Esercizi da svolgere
1. Le affermazioni (a), (b) e (c) sono d'accordo con il brano sui lupi? Per ognuna rispondi sì o no e riporta tra virgolette le parole esatte del brano che lo stabiliscono. (a) Badridze ha allevato circa cento lupi. (b) Tutti i lupi allevati da Badridze sono tornati allo stato selvatico. (c) Badridze ha ottenuto i cuccioli direttamente dai cacciatori.
2. Scrivi il seguito del brano sui lupi a partire dalla sua ultima frase.

Brano fornito
╭──
La reintroduzione delle specie negli ambienti naturali è uno dei campi più importanti dell’etologia, la scienza che studia il comportamento animale. In trent’anni di attività l’etologo georgiano Jason Badridze ha allevato un centinaio di lupi, ventidue dei quali sono tornati con successo allo stato selvatico.

Badridze ha salvato da una morte certa molti cuccioli, riscattandoli direttamente dai cacciatori. Prima nel suo appartamento a Tbilisi, poi negli istituti di fisiologia e zoologia, li ha nutriti, gli ha insegnato a cacciare e perfino a evitare le persone e gli animali domestici. Grazie a lui i cuccioli sono riusciti ad acquistare tutte le abilità necessarie per sopravvivere in autonomia nel loro habitat naturale. Ma il legame di Jason Badridze con i lupi ha un inizio strepitoso: due anni passati insieme a un branco.
╰──
Dati mostrati
╭──
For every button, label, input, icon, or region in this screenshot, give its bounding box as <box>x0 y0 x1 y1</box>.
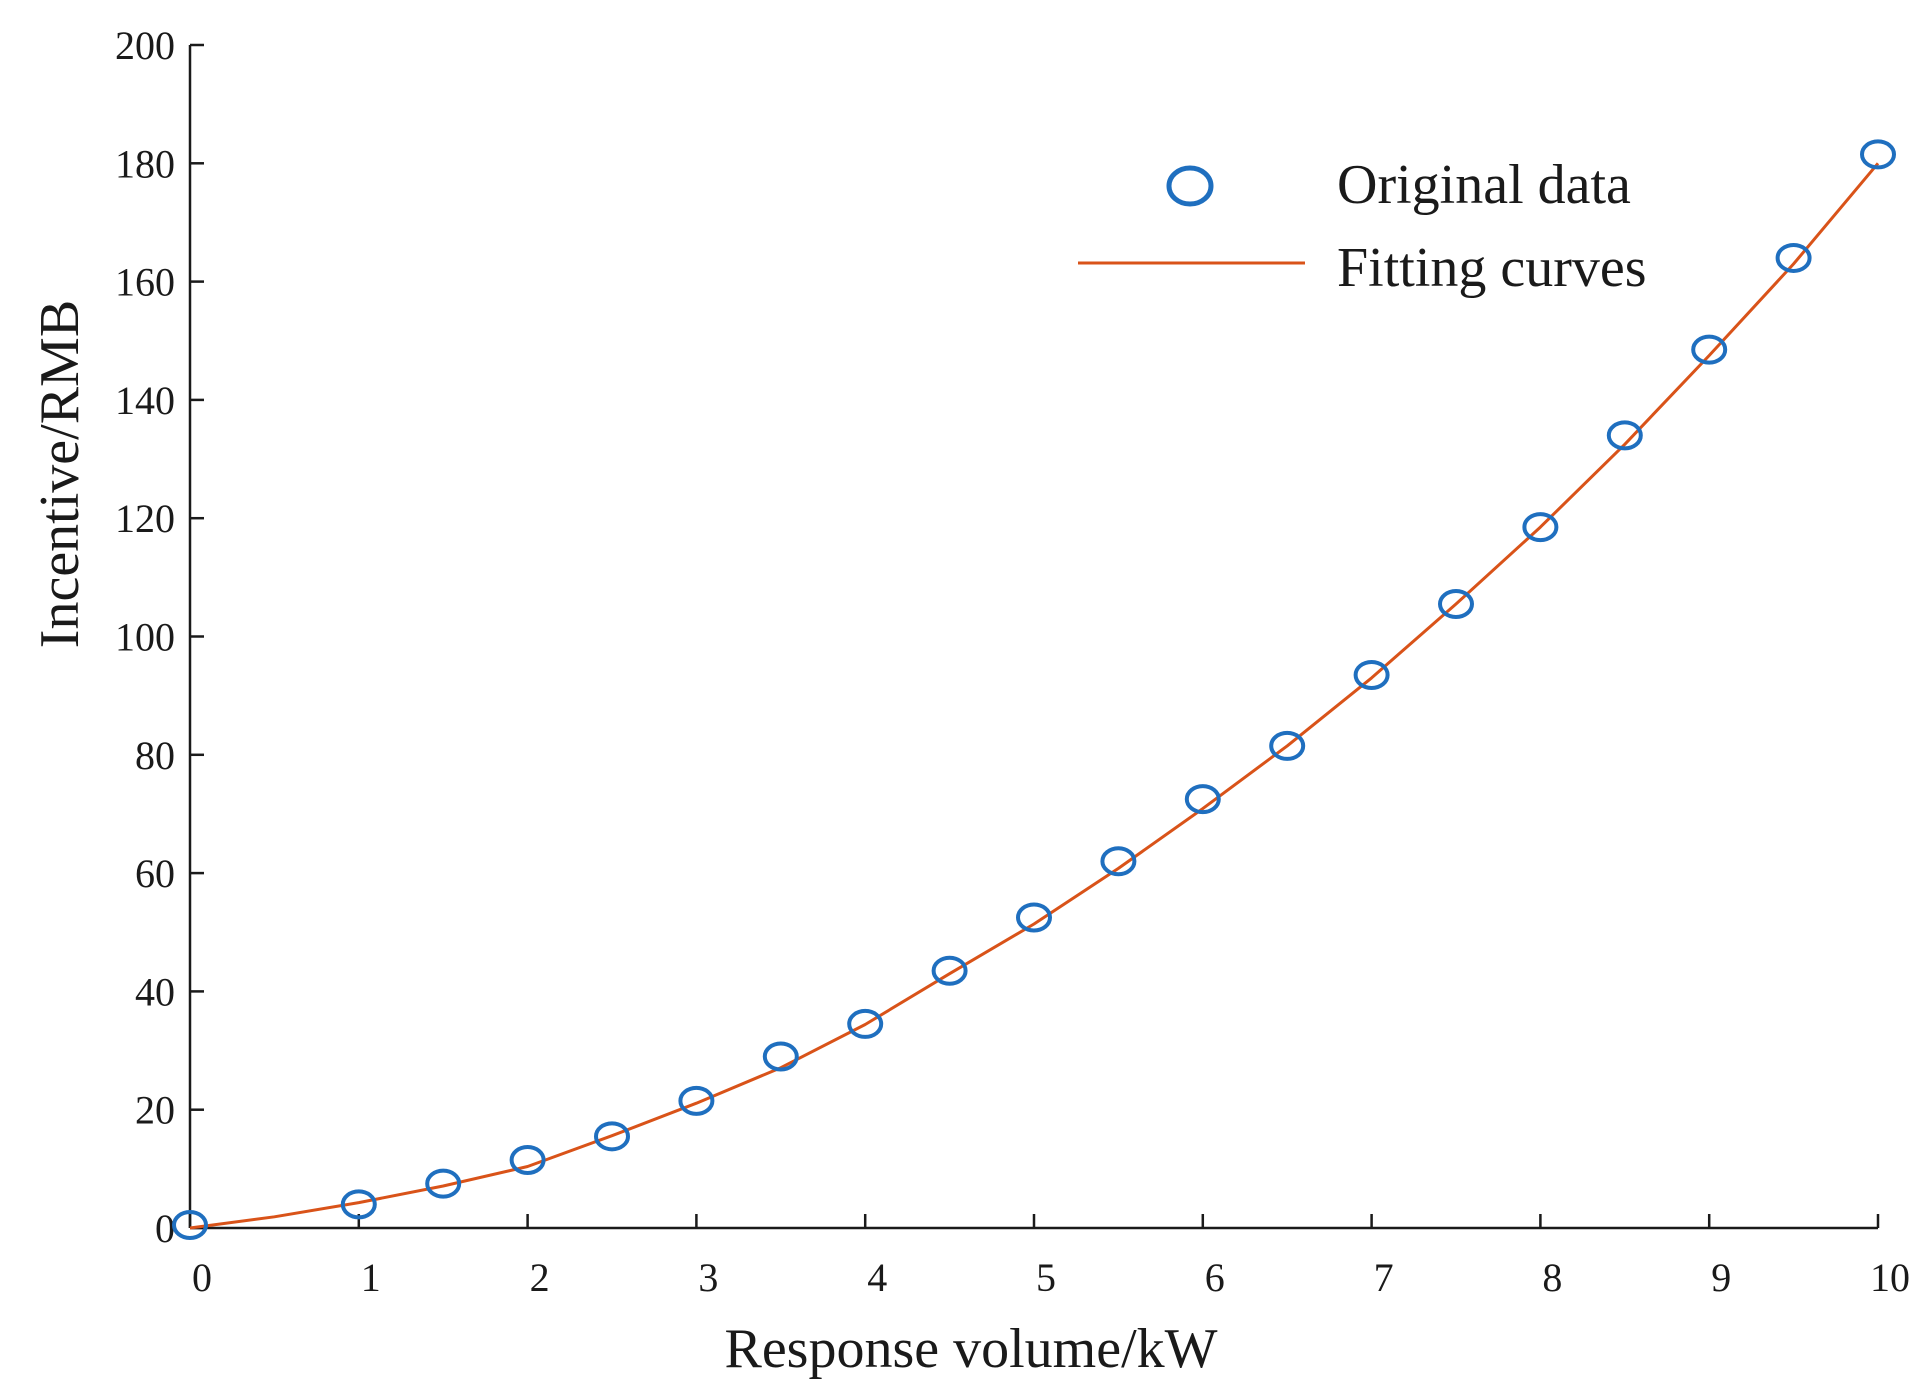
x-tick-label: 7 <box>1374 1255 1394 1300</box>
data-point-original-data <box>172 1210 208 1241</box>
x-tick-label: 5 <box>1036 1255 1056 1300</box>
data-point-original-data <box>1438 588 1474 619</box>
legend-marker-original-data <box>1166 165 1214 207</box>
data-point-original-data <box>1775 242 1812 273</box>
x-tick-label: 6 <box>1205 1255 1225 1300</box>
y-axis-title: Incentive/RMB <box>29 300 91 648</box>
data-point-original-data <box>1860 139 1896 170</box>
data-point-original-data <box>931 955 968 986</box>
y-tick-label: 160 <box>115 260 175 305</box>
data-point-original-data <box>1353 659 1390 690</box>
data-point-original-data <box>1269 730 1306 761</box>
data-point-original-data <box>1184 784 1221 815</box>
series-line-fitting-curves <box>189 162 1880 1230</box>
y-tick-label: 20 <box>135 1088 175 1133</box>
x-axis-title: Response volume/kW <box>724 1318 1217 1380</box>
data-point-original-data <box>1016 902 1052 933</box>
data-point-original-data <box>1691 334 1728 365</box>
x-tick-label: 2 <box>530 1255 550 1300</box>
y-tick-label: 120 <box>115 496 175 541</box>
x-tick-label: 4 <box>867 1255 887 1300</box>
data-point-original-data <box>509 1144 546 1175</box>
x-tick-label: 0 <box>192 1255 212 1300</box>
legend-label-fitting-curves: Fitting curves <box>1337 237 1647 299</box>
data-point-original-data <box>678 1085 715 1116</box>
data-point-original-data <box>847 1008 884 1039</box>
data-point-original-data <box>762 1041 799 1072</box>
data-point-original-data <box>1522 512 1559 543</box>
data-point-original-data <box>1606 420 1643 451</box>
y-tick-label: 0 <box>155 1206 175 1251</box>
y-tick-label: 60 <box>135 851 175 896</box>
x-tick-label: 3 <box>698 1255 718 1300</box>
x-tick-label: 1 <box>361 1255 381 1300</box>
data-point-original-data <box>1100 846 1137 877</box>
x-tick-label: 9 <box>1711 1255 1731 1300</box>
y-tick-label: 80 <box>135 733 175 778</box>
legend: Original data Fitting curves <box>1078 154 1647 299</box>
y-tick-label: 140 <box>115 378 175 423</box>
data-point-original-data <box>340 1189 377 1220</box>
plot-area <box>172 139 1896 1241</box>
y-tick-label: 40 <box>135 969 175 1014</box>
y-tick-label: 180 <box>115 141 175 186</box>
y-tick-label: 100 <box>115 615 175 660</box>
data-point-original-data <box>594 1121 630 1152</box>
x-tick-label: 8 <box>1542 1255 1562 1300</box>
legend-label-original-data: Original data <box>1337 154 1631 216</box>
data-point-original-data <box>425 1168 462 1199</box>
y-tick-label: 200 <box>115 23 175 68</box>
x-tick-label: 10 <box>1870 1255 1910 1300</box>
╰──
Risposte per esercizio
1.
(a) Sì: "ha allevato un centinaio di lupi".
(b) No: "ventidue dei quali sono tornati con successo allo stato selvatico".
(c) Sì: "riscattandoli direttamente dai cacciatori".

2.
In epoca sovietica il lupo era considerato un animale da abbattere, e il governo georgiano dava una ricompensa per ogni esemplare ucciso. Badridze, invece, credeva che questa specie si distinguesse dalle altre per la sua intelligenza. Gli sarebbe piaciuto studiarla. Per conoscere il comportamento di un animale però non basta osservarlo allo zoo: bisogna andare nel suo habitat naturale.

Nel gennaio 1974 Badridze cominciò a fare ricerca sul campo nella riserva naturale di Borjomi, nel Caucaso minore, sapendo che in quelle zone viveva un branco di sei lupi. Seguì l’iter burocratico e riuscì a ottenere il permesso per vivere e lavorare in quella riserva. Il primo passo fu abituare i lupi alla sua presenza. “Era un lavoro molto noioso. Mi legavo alle gambe i pannolini dei miei figli e poi li stendevo sui sentieri dove passavano i lupi”, racconta. In seguito cominciò a lasciare dei pezzi di carne sui pannolini. Dopo quattro mesi si rese conto che i lupi non avevano più paura di lui: se all’inizio ignoravano i pannolini o li rosicchiavano, ora mangiavano tranquillamente le esche. Decise che era venuto il momento d’incontrarli.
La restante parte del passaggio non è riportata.